**AUFGABE 1:**
Beantworten Sie anhand des Auszugs zur MWST-Abrechnung:
(a) In wie viele Teile ist die MWST-Abrechnung gegliedert?
(b) Was resultiert aus der Steuerberechnung in Teil 2?
(c) Was offenbart eine regelmässige Umsatzabstimmung?

**AUSGEWÄHLTER AUSZUG:**
____
Eine regelmässige Umsatzabstimmung

  • vereinfacht die Fehlersuche;
  • reduziert MWST-Abrechnungsprobleme sowie Nachzahlungs- und Verzugszins-Risiken;
  • offenbart den Beratungsbedarf (Beizug einer fachkundigen Person).

MWST-Abrechnung

Die MWST-Abrechnung ist in drei Teile gegliedert:

  • Teil 1 (I. Umsatz)
    • Es werden das vereinbarte oder das vereinnahmte Entgelt und die Abzüge ins MWST-Formular eingetragen
  • Teil 2 (II. Steuerberechnung)
    • Es werden die geschuldete Umsatzsteuer auf die gesetzlichen Steuersätze aufgeteilt und die Vorsteuern aufgeschlüsselt
      • Daraus resultiert die Steuerforderung, d.h. die Steuerschuld oder das Steuerguthaben
  • Teil 3 (III. Andere Mittelflüsse)
____
**GEGEBENE ANGABEN:**
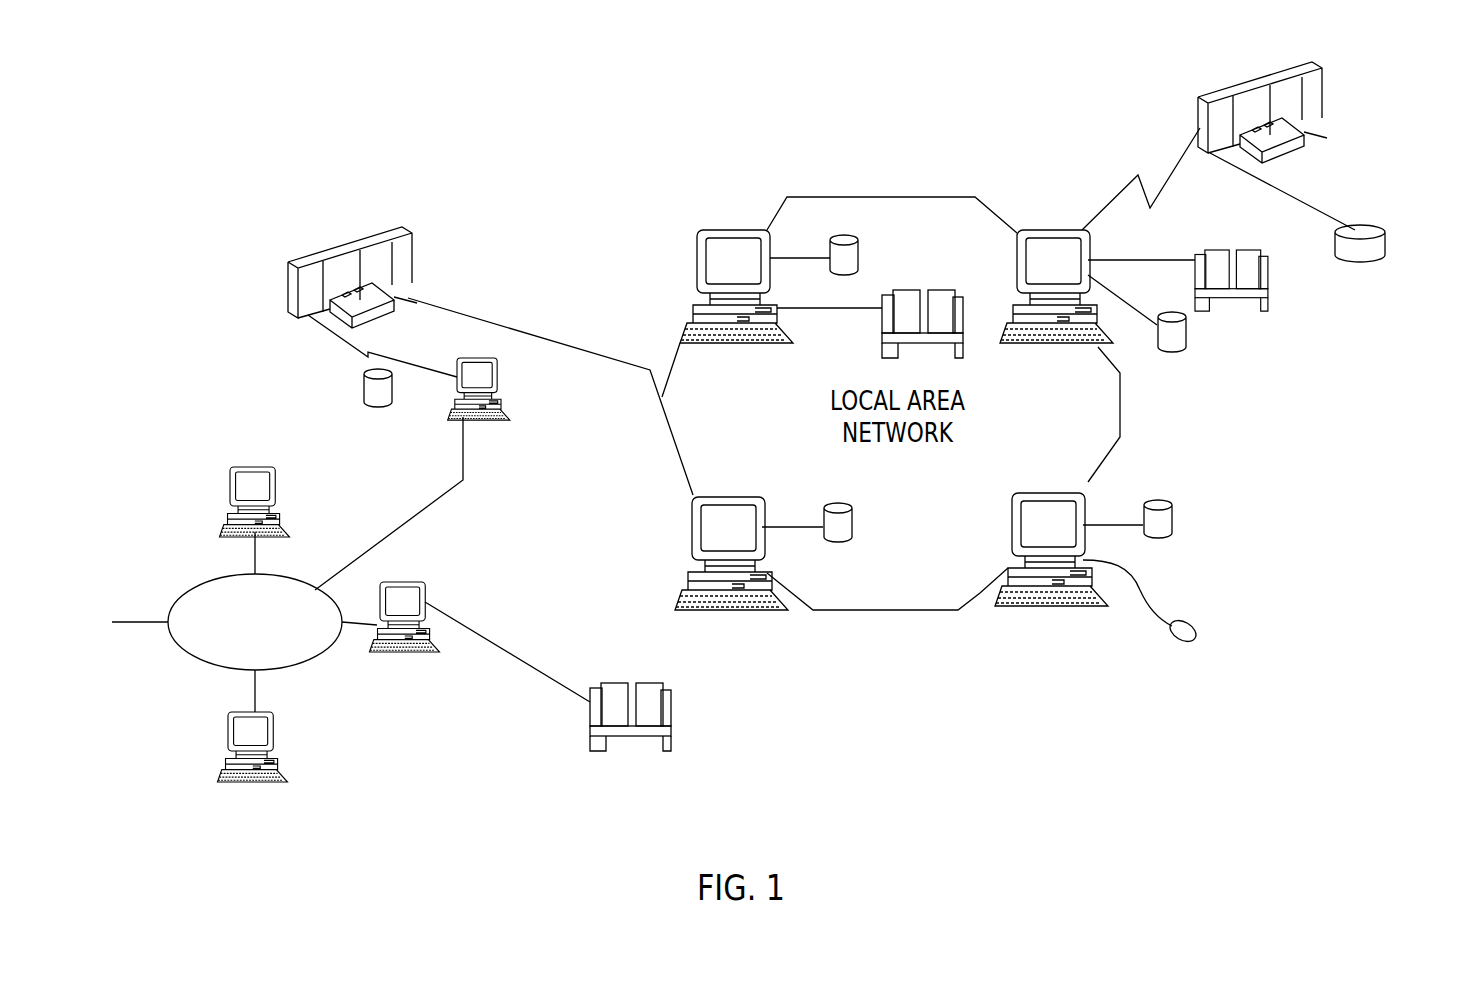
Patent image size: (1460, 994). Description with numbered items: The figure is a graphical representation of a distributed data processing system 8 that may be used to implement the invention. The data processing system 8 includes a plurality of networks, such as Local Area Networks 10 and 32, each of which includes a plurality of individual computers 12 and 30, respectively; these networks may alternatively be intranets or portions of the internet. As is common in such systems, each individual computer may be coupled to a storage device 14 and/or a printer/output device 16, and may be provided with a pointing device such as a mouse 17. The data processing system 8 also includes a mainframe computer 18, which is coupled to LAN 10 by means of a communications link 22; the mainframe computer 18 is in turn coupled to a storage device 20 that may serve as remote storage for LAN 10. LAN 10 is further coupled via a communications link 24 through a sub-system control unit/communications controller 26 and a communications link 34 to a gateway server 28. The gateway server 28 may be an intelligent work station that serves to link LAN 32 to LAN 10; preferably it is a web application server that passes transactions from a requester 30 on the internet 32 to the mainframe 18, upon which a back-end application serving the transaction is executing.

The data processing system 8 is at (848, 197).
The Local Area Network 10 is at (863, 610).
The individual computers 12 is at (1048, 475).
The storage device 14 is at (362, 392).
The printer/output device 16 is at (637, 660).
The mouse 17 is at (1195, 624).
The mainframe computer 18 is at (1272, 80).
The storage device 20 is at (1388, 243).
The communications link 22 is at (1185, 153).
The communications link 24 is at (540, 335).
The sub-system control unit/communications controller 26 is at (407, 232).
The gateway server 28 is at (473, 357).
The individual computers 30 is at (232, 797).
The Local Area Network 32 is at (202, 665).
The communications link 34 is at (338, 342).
____
**AUFGABE 2:**
Schreiben Sie die gesamte Auflistung in Block 1 unter den gegebenen Angaben Zeile für Zeile unverändert nieder. Lassen Sie das Bild in Ihrer Antwort weg.

**ANTWORT 1:**
(a) In drei Teile.
(b) Die Steuerforderung, d.h. die Steuerschuld oder das Steuerguthaben.
(c) Den Beratungsbedarf (Beizug einer fachkundigen Person).

**ANTWORT 2:**
Patent image size: (1460, 994). Description with numbered items: The figure is a graphical representation of a distributed data processing system 8 that may be used to implement the invention. The data processing system 8 includes a plurality of networks, such as Local Area Networks 10 and 32, each of which includes a plurality of individual computers 12 and 30, respectively; these networks may alternatively be intranets or portions of the internet. As is common in such systems, each individual computer may be coupled to a storage device 14 and/or a printer/output device 16, and may be provided with a pointing device such as a mouse 17. The data processing system 8 also includes a mainframe computer 18, which is coupled to LAN 10 by means of a communications link 22; the mainframe computer 18 is in turn coupled to a storage device 20 that may serve as remote storage for LAN 10. LAN 10 is further coupled via a communications link 24 through a sub-system control unit/communications controller 26 and a communications link 34 to a gateway server 28. The gateway server 28 may be an intelligent work station that serves to link LAN 32 to LAN 10; preferably it is a web application server that passes transactions from a requester 30 on the internet 32 to the mainframe 18, upon which a back-end application serving the transaction is executing.

The data processing system 8 is at (848, 197).
The Local Area Network 10 is at (863, 610).
The individual computers 12 is at (1048, 475).
The storage device 14 is at (362, 392).
The printer/output device 16 is at (637, 660).
The mouse 17 is at (1195, 624).
The mainframe computer 18 is at (1272, 80).
The storage device 20 is at (1388, 243).
The communications link 22 is at (1185, 153).
The communications link 24 is at (540, 335).
The sub-system control unit/communications controller 26 is at (407, 232).
The gateway server 28 is at (473, 357).
The individual computers 30 is at (232, 797).
The Local Area Network 32 is at (202, 665).
The communications link 34 is at (338, 342).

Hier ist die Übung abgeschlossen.